Write out each line from the data below that includes the word "School".

-- BEGIN Data to process --

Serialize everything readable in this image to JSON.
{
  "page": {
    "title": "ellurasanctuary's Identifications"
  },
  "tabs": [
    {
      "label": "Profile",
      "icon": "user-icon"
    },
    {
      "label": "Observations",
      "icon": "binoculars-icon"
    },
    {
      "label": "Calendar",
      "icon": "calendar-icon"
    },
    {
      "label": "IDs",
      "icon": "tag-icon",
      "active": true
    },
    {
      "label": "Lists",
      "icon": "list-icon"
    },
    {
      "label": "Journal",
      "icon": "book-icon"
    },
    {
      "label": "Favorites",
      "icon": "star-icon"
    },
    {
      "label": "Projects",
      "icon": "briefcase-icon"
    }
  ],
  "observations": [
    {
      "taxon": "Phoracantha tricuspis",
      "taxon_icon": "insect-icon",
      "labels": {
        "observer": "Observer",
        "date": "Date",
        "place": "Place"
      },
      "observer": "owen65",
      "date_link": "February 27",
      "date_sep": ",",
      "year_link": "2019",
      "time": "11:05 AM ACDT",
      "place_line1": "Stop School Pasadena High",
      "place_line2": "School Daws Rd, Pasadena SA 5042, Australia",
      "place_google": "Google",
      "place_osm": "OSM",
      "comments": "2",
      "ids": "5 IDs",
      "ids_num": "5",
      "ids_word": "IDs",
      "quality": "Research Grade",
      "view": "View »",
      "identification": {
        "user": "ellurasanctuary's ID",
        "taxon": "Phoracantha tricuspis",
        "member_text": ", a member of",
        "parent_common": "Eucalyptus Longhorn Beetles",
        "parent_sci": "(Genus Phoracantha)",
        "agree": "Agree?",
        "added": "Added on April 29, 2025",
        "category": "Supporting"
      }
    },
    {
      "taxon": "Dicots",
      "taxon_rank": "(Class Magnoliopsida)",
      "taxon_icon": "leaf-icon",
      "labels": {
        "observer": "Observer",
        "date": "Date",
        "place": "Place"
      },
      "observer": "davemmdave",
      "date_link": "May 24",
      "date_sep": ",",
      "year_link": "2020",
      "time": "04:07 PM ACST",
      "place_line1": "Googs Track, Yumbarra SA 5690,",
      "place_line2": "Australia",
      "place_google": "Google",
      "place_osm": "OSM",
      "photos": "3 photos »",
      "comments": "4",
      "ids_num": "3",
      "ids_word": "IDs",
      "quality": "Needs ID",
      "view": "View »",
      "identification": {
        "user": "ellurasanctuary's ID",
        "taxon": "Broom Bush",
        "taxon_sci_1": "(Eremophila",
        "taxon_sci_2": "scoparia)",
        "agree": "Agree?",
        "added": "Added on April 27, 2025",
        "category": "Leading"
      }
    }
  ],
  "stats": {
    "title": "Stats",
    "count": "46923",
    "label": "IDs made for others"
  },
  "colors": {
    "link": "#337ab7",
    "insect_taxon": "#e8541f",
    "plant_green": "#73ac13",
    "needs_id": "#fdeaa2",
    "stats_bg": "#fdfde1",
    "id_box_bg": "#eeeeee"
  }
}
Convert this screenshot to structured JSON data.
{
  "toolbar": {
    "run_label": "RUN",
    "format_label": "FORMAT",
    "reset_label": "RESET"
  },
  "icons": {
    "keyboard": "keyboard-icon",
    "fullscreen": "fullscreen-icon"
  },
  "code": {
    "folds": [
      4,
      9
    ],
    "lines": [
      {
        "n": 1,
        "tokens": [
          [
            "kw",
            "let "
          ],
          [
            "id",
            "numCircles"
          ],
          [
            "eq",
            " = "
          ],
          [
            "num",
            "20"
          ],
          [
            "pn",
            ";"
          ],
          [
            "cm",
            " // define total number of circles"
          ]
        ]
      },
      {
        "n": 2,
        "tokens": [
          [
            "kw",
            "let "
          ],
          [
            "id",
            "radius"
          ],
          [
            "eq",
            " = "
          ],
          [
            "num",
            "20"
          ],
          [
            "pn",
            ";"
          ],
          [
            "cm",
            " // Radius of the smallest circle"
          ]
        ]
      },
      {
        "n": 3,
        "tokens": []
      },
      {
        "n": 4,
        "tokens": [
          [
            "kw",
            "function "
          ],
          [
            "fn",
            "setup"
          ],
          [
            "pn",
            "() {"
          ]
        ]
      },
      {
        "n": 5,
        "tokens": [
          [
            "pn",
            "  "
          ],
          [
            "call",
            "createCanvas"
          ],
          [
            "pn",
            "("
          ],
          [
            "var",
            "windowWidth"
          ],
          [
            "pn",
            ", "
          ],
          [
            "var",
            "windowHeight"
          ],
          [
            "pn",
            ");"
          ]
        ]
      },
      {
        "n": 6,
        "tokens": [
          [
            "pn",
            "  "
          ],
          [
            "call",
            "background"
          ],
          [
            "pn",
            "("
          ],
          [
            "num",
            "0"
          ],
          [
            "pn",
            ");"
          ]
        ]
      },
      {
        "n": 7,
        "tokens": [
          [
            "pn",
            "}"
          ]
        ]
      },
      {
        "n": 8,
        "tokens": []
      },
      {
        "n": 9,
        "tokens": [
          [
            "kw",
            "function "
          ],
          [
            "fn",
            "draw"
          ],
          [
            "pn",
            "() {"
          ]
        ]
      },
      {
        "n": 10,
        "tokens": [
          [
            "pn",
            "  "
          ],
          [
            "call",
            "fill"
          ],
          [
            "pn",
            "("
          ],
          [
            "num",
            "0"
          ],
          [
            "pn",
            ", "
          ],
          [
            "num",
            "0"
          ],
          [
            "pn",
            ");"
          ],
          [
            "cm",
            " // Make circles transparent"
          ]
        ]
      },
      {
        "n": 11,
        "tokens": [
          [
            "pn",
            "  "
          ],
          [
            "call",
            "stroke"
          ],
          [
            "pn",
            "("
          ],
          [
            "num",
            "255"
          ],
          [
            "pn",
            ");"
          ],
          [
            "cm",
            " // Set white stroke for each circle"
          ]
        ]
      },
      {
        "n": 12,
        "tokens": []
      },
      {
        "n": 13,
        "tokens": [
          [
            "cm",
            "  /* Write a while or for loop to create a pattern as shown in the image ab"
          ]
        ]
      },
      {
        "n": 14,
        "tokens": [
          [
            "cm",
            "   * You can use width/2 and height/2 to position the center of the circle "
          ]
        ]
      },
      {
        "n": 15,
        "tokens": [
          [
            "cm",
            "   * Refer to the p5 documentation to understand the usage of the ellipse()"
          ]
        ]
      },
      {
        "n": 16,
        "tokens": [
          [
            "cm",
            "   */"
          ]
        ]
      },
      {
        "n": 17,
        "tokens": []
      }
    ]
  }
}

-- END Data to process --

§ **Task answer**:
      "place_line1": "Stop School Pasadena High",
      "place_line2": "School Daws Rd, Pasadena SA 5042, Australia",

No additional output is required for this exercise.